Aim of the exercise: Copy out all of the data below with no alterations.

(Extracted data entries)
>>

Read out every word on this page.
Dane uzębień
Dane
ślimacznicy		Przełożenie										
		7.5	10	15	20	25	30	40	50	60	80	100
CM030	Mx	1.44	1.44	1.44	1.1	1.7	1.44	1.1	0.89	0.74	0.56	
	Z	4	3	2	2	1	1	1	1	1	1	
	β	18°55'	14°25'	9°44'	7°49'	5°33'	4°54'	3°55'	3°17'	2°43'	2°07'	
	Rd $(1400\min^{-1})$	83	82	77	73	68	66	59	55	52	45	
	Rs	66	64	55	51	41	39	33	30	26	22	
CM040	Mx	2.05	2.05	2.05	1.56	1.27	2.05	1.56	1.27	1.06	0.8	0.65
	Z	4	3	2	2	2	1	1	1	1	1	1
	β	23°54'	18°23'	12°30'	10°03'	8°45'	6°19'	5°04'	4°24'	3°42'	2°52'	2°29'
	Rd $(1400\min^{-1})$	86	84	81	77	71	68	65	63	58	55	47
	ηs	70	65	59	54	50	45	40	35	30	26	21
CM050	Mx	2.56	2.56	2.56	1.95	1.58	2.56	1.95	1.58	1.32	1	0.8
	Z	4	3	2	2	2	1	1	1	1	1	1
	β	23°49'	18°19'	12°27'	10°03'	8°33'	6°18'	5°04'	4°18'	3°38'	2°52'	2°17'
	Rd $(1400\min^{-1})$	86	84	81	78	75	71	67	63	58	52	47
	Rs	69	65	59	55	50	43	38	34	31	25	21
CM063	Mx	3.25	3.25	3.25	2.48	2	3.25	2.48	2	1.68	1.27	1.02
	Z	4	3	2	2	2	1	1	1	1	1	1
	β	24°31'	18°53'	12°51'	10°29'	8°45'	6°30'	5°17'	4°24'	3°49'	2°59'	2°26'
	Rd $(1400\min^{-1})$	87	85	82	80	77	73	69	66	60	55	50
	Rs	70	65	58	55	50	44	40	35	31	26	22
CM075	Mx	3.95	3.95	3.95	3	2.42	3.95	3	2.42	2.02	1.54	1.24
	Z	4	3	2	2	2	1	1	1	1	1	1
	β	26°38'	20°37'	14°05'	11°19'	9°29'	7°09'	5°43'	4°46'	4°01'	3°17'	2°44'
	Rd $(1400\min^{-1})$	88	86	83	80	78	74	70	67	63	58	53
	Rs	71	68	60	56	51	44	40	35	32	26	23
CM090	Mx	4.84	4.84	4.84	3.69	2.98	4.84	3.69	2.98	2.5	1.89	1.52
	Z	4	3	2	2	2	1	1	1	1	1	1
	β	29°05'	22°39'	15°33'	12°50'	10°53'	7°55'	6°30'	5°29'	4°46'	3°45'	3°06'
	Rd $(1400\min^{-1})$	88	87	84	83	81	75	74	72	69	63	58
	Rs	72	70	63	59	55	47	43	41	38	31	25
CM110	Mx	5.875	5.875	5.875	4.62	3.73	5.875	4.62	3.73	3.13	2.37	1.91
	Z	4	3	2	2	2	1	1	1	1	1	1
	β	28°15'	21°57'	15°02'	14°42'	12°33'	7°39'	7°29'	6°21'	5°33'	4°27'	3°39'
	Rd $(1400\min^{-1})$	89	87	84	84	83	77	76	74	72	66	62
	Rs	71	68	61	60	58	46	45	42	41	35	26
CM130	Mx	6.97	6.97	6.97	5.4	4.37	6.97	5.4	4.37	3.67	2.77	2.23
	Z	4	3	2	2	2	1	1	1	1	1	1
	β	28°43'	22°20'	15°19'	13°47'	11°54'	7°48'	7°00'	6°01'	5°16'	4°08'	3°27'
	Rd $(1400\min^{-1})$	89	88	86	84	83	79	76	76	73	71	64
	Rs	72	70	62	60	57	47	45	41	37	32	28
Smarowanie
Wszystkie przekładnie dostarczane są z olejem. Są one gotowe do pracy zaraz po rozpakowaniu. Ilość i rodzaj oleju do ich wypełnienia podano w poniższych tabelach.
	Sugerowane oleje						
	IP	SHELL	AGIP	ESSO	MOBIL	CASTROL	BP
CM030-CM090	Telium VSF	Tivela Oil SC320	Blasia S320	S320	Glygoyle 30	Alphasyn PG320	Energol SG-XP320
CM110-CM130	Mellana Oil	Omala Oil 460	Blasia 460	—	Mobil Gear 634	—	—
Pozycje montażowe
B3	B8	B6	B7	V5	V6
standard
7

<<

Solution to this problem:
Read out every word on this page.
Dane uzębień
Dane
ślimacznicy		Przełożenie										
		7.5	10	15	20	25	30	40	50	60	80	100
CM030	Mx	1.44	1.44	1.44	1.1	1.7	1.44	1.1	0.89	0.74	0.56	
	Z	4	3	2	2	1	1	1	1	1	1	
	β	18°55'	14°25'	9°44'	7°49'	5°33'	4°54'	3°55'	3°17'	2°43'	2°07'	
	Rd $(1400\min^{-1})$	83	82	77	73	68	66	59	55	52	45	
	Rs	66	64	55	51	41	39	33	30	26	22	
CM040	Mx	2.05	2.05	2.05	1.56	1.27	2.05	1.56	1.27	1.06	0.8	0.65
	Z	4	3	2	2	2	1	1	1	1	1	1
	β	23°54'	18°23'	12°30'	10°03'	8°45'	6°19'	5°04'	4°24'	3°42'	2°52'	2°29'
	Rd $(1400\min^{-1})$	86	84	81	77	71	68	65	63	58	55	47
	ηs	70	65	59	54	50	45	40	35	30	26	21
CM050	Mx	2.56	2.56	2.56	1.95	1.58	2.56	1.95	1.58	1.32	1	0.8
	Z	4	3	2	2	2	1	1	1	1	1	1
	β	23°49'	18°19'	12°27'	10°03'	8°33'	6°18'	5°04'	4°18'	3°38'	2°52'	2°17'
	Rd $(1400\min^{-1})$	86	84	81	78	75	71	67	63	58	52	47
	Rs	69	65	59	55	50	43	38	34	31	25	21
CM063	Mx	3.25	3.25	3.25	2.48	2	3.25	2.48	2	1.68	1.27	1.02
	Z	4	3	2	2	2	1	1	1	1	1	1
	β	24°31'	18°53'	12°51'	10°29'	8°45'	6°30'	5°17'	4°24'	3°49'	2°59'	2°26'
	Rd $(1400\min^{-1})$	87	85	82	80	77	73	69	66	60	55	50
	Rs	70	65	58	55	50	44	40	35	31	26	22
CM075	Mx	3.95	3.95	3.95	3	2.42	3.95	3	2.42	2.02	1.54	1.24
	Z	4	3	2	2	2	1	1	1	1	1	1
	β	26°38'	20°37'	14°05'	11°19'	9°29'	7°09'	5°43'	4°46'	4°01'	3°17'	2°44'
	Rd $(1400\min^{-1})$	88	86	83	80	78	74	70	67	63	58	53
	Rs	71	68	60	56	51	44	40	35	32	26	23
CM090	Mx	4.84	4.84	4.84	3.69	2.98	4.84	3.69	2.98	2.5	1.89	1.52
	Z	4	3	2	2	2	1	1	1	1	1	1
	β	29°05'	22°39'	15°33'	12°50'	10°53'	7°55'	6°30'	5°29'	4°46'	3°45'	3°06'
	Rd $(1400\min^{-1})$	88	87	84	83	81	75	74	72	69	63	58
	Rs	72	70	63	59	55	47	43	41	38	31	25
CM110	Mx	5.875	5.875	5.875	4.62	3.73	5.875	4.62	3.73	3.13	2.37	1.91
	Z	4	3	2	2	2	1	1	1	1	1	1
	β	28°15'	21°57'	15°02'	14°42'	12°33'	7°39'	7°29'	6°21'	5°33'	4°27'	3°39'
	Rd $(1400\min^{-1})$	89	87	84	84	83	77	76	74	72	66	62
	Rs	71	68	61	60	58	46	45	42	41	35	26
CM130	Mx	6.97	6.97	6.97	5.4	4.37	6.97	5.4	4.37	3.67	2.77	2.23
	Z	4	3	2	2	2	1	1	1	1	1	1
	β	28°43'	22°20'	15°19'	13°47'	11°54'	7°48'	7°00'	6°01'	5°16'	4°08'	3°27'
	Rd $(1400\min^{-1})$	89	88	86	84	83	79	76	76	73	71	64
	Rs	72	70	62	60	57	47	45	41	37	32	28
Smarowanie
Wszystkie przekładnie dostarczane są z olejem. Są one gotowe do pracy zaraz po rozpakowaniu. Ilość i rodzaj oleju do ich wypełnienia podano w poniższych tabelach.
	Sugerowane oleje						
	IP	SHELL	AGIP	ESSO	MOBIL	CASTROL	BP
CM030-CM090	Telium VSF	Tivela Oil SC320	Blasia S320	S320	Glygoyle 30	Alphasyn PG320	Energol SG-XP320
CM110-CM130	Mellana Oil	Omala Oil 460	Blasia 460	—	Mobil Gear 634	—	—
Pozycje montażowe
B3	B8	B6	B7	V5	V6
standard
7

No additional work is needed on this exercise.